GOAL: Extract all of the entries and give them again, word for word.

GIVEN RECORDS:
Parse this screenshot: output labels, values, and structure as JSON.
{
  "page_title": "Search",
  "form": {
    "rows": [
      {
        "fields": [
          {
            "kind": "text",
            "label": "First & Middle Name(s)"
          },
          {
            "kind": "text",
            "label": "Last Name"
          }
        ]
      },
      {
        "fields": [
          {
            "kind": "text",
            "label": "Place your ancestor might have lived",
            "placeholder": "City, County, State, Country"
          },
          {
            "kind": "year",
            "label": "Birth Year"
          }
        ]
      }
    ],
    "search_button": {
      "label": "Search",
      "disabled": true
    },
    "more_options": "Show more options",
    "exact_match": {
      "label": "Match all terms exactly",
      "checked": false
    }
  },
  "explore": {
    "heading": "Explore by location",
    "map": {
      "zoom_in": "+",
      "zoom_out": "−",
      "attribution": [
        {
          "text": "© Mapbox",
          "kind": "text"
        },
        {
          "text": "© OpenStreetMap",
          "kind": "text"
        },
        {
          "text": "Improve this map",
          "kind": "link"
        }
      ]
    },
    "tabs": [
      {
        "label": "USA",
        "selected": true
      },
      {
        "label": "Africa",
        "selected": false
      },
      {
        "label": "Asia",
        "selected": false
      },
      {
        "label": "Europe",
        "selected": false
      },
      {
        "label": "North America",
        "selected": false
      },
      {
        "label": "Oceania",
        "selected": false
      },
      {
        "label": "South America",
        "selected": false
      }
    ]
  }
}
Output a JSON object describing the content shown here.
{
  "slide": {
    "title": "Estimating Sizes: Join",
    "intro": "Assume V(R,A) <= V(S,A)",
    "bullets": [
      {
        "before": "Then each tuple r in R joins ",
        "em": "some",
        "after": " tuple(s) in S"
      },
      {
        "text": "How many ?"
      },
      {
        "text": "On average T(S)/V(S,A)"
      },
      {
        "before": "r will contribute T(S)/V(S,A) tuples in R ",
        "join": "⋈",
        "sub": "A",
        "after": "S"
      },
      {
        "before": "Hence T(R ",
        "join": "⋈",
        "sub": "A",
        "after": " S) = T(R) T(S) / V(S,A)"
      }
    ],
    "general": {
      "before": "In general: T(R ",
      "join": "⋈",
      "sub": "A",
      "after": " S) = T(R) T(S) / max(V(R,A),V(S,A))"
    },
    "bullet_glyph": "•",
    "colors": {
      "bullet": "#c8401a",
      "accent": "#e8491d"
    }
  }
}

THE OUTPUT:
Parse this screenshot: output labels, values, and structure as JSON.
{
  "page_title": "Search",
  "form": {
    "rows": [
      {
        "fields": [
          {
            "kind": "text",
            "label": "First & Middle Name(s)"
          },
          {
            "kind": "text",
            "label": "Last Name"
          }
        ]
      },
      {
        "fields": [
          {
            "kind": "text",
            "label": "Place your ancestor might have lived",
            "placeholder": "City, County, State, Country"
          },
          {
            "kind": "year",
            "label": "Birth Year"
          }
        ]
      }
    ],
    "search_button": {
      "label": "Search",
      "disabled": true
    },
    "more_options": "Show more options",
    "exact_match": {
      "label": "Match all terms exactly",
      "checked": false
    }
  },
  "explore": {
    "heading": "Explore by location",
    "map": {
      "zoom_in": "+",
      "zoom_out": "−",
      "attribution": [
        {
          "text": "© Mapbox",
          "kind": "text"
        },
        {
          "text": "© OpenStreetMap",
          "kind": "text"
        },
        {
          "text": "Improve this map",
          "kind": "link"
        }
      ]
    },
    "tabs": [
      {
        "label": "USA",
        "selected": true
      },
      {
        "label": "Africa",
        "selected": false
      },
      {
        "label": "Asia",
        "selected": false
      },
      {
        "label": "Europe",
        "selected": false
      },
      {
        "label": "North America",
        "selected": false
      },
      {
        "label": "Oceania",
        "selected": false
      },
      {
        "label": "South America",
        "selected": false
      }
    ]
  }
}
Output a JSON object describing the content shown here.
{
  "slide": {
    "title": "Estimating Sizes: Join",
    "intro": "Assume V(R,A) <= V(S,A)",
    "bullets": [
      {
        "before": "Then each tuple r in R joins ",
        "em": "some",
        "after": " tuple(s) in S"
      },
      {
        "text": "How many ?"
      },
      {
        "text": "On average T(S)/V(S,A)"
      },
      {
        "before": "r will contribute T(S)/V(S,A) tuples in R ",
        "join": "⋈",
        "sub": "A",
        "after": "S"
      },
      {
        "before": "Hence T(R ",
        "join": "⋈",
        "sub": "A",
        "after": " S) = T(R) T(S) / V(S,A)"
      }
    ],
    "general": {
      "before": "In general: T(R ",
      "join": "⋈",
      "sub": "A",
      "after": " S) = T(R) T(S) / max(V(R,A),V(S,A))"
    },
    "bullet_glyph": "•",
    "colors": {
      "bullet": "#c8401a",
      "accent": "#e8491d"
    }
  }
}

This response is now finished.